INSTRUCTIONS FOR THE TASK ▸ Without further comment, state how many lines in the listing below contain the word "Donationsbrefvets".

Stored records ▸
--- start ---

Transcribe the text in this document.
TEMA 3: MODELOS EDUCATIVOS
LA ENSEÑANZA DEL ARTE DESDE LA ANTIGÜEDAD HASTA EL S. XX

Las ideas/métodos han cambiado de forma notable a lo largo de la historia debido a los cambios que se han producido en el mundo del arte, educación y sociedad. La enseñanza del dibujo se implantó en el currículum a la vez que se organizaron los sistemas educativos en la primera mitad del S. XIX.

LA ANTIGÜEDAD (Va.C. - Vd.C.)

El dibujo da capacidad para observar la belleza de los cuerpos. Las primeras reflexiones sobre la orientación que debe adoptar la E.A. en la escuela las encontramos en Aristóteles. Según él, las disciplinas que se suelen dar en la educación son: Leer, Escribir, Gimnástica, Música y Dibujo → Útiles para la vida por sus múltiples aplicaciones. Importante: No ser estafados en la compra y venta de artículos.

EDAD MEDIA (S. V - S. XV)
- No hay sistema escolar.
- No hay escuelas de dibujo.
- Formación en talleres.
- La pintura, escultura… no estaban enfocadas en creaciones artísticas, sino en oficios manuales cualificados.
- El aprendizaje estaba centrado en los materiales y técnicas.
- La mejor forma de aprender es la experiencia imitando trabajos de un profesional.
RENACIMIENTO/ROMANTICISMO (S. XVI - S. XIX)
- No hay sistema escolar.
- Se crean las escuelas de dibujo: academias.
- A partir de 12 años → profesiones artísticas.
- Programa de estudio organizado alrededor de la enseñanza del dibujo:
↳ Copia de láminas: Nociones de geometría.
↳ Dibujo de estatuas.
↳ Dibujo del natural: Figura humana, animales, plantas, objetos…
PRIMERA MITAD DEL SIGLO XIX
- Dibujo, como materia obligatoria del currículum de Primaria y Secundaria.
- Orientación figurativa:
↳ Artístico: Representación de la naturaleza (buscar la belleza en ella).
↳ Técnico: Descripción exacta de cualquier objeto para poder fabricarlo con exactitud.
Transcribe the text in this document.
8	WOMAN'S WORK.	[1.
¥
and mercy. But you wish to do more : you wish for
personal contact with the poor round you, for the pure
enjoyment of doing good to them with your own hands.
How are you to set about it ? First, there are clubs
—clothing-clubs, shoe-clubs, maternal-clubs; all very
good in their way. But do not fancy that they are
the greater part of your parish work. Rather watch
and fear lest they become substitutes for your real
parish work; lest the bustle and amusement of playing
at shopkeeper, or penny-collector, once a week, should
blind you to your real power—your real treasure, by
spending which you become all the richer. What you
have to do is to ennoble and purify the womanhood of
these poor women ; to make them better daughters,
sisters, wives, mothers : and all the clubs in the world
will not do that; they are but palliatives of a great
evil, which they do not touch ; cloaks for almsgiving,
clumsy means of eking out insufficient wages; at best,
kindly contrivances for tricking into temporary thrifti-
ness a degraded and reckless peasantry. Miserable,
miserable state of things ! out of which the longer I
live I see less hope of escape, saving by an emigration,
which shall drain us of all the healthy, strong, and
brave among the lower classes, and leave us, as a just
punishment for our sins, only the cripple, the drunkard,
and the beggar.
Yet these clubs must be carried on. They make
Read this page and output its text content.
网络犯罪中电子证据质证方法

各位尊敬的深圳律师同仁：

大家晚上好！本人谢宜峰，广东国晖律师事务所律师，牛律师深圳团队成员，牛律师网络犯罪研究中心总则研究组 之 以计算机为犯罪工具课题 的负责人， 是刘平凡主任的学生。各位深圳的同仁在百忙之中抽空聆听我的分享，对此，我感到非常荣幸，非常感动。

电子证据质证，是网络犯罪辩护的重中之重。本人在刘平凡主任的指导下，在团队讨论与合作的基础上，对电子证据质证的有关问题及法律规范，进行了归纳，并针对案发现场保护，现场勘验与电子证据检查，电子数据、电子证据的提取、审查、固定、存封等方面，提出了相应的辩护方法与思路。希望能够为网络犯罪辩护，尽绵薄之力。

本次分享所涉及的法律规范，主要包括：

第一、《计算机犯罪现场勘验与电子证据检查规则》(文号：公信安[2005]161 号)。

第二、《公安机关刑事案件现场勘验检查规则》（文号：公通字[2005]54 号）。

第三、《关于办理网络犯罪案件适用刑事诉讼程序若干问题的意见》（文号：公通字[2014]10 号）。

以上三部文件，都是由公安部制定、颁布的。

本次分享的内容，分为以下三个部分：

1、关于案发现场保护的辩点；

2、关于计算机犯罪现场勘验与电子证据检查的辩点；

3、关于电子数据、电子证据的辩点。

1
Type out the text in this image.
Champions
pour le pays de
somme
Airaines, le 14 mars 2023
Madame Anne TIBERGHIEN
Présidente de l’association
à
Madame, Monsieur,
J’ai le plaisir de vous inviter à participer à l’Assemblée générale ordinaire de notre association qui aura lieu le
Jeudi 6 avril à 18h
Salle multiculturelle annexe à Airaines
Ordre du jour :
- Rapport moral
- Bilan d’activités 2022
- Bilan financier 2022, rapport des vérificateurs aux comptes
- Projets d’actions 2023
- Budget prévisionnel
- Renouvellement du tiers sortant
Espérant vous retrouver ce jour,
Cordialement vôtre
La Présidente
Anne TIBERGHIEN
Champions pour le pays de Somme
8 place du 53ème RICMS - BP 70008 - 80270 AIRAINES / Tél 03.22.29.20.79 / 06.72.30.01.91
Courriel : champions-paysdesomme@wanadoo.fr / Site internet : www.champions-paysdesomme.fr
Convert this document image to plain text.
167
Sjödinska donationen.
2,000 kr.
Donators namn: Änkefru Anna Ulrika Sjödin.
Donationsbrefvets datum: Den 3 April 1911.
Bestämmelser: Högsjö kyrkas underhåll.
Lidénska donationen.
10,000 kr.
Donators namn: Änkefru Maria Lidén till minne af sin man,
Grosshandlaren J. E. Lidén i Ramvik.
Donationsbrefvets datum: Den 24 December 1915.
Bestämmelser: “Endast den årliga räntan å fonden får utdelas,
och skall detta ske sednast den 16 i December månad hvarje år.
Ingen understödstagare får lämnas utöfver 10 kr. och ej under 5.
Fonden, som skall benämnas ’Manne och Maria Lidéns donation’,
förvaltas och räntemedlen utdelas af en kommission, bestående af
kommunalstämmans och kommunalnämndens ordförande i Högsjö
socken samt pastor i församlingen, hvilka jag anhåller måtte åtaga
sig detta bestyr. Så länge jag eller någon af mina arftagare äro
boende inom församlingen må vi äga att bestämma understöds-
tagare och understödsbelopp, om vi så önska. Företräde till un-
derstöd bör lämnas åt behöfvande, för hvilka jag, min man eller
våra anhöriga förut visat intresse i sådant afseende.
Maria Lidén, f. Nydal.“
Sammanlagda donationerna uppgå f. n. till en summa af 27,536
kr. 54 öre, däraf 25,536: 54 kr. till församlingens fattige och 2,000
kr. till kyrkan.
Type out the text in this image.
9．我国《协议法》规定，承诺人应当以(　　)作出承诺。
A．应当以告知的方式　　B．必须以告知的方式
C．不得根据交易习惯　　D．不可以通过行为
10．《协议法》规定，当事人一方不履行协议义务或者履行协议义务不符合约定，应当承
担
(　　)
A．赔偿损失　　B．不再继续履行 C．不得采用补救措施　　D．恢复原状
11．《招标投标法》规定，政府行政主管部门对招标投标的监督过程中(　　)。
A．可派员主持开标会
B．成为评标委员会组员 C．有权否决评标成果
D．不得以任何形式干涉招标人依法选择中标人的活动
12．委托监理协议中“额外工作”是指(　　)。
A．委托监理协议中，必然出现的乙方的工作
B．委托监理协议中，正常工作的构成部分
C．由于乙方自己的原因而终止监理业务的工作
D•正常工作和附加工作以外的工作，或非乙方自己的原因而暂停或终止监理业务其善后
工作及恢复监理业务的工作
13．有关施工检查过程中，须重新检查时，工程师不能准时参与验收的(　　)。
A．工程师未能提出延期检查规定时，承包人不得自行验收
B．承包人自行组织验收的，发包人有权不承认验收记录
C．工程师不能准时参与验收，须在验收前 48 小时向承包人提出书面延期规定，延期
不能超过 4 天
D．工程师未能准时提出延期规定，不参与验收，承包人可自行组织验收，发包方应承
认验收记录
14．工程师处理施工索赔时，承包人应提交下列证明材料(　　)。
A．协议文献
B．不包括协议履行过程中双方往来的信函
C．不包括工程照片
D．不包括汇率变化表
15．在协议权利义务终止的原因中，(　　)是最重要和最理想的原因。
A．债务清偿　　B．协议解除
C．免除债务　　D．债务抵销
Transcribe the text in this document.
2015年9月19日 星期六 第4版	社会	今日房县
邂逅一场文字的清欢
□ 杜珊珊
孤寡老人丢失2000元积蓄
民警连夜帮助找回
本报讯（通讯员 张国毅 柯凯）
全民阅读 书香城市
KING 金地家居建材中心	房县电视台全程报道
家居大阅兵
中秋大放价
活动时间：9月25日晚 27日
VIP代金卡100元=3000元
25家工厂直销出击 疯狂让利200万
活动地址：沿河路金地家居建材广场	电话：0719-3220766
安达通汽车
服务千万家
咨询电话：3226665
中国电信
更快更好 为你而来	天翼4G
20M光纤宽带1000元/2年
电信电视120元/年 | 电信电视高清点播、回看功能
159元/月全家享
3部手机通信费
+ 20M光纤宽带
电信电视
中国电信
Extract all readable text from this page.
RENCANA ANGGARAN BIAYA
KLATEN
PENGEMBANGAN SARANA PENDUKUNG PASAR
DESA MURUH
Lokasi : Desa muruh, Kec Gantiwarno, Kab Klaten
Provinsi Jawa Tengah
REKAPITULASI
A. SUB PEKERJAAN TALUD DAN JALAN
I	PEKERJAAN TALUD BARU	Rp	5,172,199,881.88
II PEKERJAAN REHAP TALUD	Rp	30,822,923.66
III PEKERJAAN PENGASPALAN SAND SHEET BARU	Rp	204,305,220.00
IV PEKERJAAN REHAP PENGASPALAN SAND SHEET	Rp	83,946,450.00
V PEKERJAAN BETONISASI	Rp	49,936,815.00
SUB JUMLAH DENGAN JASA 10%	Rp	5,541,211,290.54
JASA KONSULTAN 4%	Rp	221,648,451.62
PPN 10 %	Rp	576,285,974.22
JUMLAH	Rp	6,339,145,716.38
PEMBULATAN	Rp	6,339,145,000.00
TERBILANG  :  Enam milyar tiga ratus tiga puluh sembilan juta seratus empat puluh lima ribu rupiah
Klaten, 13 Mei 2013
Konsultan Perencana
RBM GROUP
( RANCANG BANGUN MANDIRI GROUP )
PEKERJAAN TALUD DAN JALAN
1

--- end ---

TASK ANSWER ▸ 2